* [WHAT TO DO]: Copy each line of the entries beneath that contains the word "species".

* [EXCERPTED DATA]:

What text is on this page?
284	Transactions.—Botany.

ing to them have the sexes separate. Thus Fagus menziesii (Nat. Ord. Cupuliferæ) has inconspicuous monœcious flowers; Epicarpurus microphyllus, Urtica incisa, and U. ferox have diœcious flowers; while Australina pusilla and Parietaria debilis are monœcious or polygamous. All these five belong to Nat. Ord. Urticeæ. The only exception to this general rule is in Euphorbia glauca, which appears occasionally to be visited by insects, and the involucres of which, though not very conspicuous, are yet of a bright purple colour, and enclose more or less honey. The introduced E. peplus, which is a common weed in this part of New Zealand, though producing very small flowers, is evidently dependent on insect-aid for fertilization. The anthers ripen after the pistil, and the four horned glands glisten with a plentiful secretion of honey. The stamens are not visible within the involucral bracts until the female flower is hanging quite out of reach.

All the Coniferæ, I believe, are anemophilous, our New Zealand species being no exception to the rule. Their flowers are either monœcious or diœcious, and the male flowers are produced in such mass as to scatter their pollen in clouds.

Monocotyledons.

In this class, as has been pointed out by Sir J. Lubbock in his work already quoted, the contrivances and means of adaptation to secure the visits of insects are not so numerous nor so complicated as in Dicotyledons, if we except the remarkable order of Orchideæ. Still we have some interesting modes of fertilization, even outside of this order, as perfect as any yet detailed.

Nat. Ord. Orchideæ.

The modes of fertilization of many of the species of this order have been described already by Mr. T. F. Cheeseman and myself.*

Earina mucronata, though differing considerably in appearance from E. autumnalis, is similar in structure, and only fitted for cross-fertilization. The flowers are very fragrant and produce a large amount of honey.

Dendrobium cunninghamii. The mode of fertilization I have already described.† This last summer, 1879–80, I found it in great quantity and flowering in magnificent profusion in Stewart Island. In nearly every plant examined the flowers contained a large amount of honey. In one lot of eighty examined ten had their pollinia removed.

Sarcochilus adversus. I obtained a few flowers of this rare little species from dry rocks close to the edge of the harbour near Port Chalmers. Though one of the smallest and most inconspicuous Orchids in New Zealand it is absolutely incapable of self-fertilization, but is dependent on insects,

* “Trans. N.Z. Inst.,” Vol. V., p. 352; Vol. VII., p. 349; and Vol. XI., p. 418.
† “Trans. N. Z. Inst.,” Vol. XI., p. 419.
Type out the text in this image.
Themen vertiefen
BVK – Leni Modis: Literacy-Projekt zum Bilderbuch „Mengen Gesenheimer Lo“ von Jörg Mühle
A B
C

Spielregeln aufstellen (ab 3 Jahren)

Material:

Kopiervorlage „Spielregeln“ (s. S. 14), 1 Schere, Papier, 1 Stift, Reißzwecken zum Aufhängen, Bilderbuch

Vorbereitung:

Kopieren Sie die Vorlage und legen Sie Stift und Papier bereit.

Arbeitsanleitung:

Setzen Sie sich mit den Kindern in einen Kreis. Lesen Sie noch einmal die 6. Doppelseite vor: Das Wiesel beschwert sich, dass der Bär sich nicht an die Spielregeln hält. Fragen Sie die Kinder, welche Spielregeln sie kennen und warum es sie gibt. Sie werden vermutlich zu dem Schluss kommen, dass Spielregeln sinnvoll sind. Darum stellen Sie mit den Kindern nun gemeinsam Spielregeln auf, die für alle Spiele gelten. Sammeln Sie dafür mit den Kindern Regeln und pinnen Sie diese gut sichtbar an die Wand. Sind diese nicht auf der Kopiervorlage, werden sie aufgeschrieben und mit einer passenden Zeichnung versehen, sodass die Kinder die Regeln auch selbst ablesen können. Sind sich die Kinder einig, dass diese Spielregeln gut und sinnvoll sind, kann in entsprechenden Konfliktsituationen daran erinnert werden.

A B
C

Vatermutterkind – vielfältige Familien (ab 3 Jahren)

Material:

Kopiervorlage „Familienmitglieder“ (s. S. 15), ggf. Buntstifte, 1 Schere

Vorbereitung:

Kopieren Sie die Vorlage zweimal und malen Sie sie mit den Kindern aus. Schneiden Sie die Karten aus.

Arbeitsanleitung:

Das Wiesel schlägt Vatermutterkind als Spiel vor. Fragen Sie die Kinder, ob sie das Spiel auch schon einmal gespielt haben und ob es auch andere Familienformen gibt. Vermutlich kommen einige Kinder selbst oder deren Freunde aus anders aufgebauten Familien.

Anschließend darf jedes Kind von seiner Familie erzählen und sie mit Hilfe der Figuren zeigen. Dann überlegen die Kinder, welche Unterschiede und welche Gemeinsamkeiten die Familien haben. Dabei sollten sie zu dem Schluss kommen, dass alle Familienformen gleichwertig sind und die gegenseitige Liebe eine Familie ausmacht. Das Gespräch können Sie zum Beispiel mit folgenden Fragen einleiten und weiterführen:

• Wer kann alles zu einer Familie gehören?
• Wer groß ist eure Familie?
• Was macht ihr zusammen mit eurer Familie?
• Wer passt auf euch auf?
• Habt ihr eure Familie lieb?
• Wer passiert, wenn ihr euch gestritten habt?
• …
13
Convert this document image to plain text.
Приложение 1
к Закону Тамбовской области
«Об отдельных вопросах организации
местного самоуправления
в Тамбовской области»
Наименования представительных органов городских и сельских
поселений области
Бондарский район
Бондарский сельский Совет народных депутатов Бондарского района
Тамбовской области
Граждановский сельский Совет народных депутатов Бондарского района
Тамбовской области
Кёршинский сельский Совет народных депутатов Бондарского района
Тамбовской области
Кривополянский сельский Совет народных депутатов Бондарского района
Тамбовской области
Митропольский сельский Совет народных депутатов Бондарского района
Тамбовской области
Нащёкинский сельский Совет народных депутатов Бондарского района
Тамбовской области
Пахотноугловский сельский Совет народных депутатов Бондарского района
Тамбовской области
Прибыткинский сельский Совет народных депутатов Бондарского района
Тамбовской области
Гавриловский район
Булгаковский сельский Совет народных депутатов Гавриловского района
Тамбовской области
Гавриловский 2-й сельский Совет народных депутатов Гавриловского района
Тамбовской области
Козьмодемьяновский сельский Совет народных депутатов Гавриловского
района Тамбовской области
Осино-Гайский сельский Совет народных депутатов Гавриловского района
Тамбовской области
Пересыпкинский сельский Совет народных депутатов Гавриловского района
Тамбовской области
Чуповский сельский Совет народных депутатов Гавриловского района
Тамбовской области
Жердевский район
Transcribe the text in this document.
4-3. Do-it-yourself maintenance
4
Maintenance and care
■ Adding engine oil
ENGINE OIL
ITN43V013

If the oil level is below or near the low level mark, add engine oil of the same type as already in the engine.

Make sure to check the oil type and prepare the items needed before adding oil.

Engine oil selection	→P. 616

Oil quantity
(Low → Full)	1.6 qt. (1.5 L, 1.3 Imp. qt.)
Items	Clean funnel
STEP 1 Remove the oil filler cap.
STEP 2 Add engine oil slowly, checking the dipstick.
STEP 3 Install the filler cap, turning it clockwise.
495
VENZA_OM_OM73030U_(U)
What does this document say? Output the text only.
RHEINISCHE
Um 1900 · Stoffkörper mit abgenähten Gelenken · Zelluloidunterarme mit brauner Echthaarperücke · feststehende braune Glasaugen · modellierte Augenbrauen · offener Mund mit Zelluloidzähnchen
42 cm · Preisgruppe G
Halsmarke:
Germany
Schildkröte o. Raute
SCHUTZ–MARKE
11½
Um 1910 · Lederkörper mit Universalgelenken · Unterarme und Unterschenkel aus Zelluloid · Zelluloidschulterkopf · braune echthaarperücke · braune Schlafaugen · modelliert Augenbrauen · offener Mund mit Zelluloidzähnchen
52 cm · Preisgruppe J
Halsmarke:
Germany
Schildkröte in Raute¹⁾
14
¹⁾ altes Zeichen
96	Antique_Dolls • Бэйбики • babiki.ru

* [THE OUTPUT]:
All the Coniferæ, I believe, are anemophilous, our New Zealand species being no exception to the rule. Their flowers are either monœcious or diœcious, and the male flowers are produced in such mass as to scatter their pollen in clouds.
The modes of fertilization of many of the species of this order have been described already by Mr. T. F. Cheeseman and myself.*
Sarcochilus adversus. I obtained a few flowers of this rare little species from dry rocks close to the edge of the harbour near Port Chalmers. Though one of the smallest and most inconspicuous Orchids in New Zealand it is absolutely incapable of self-fertilization, but is dependent on insects,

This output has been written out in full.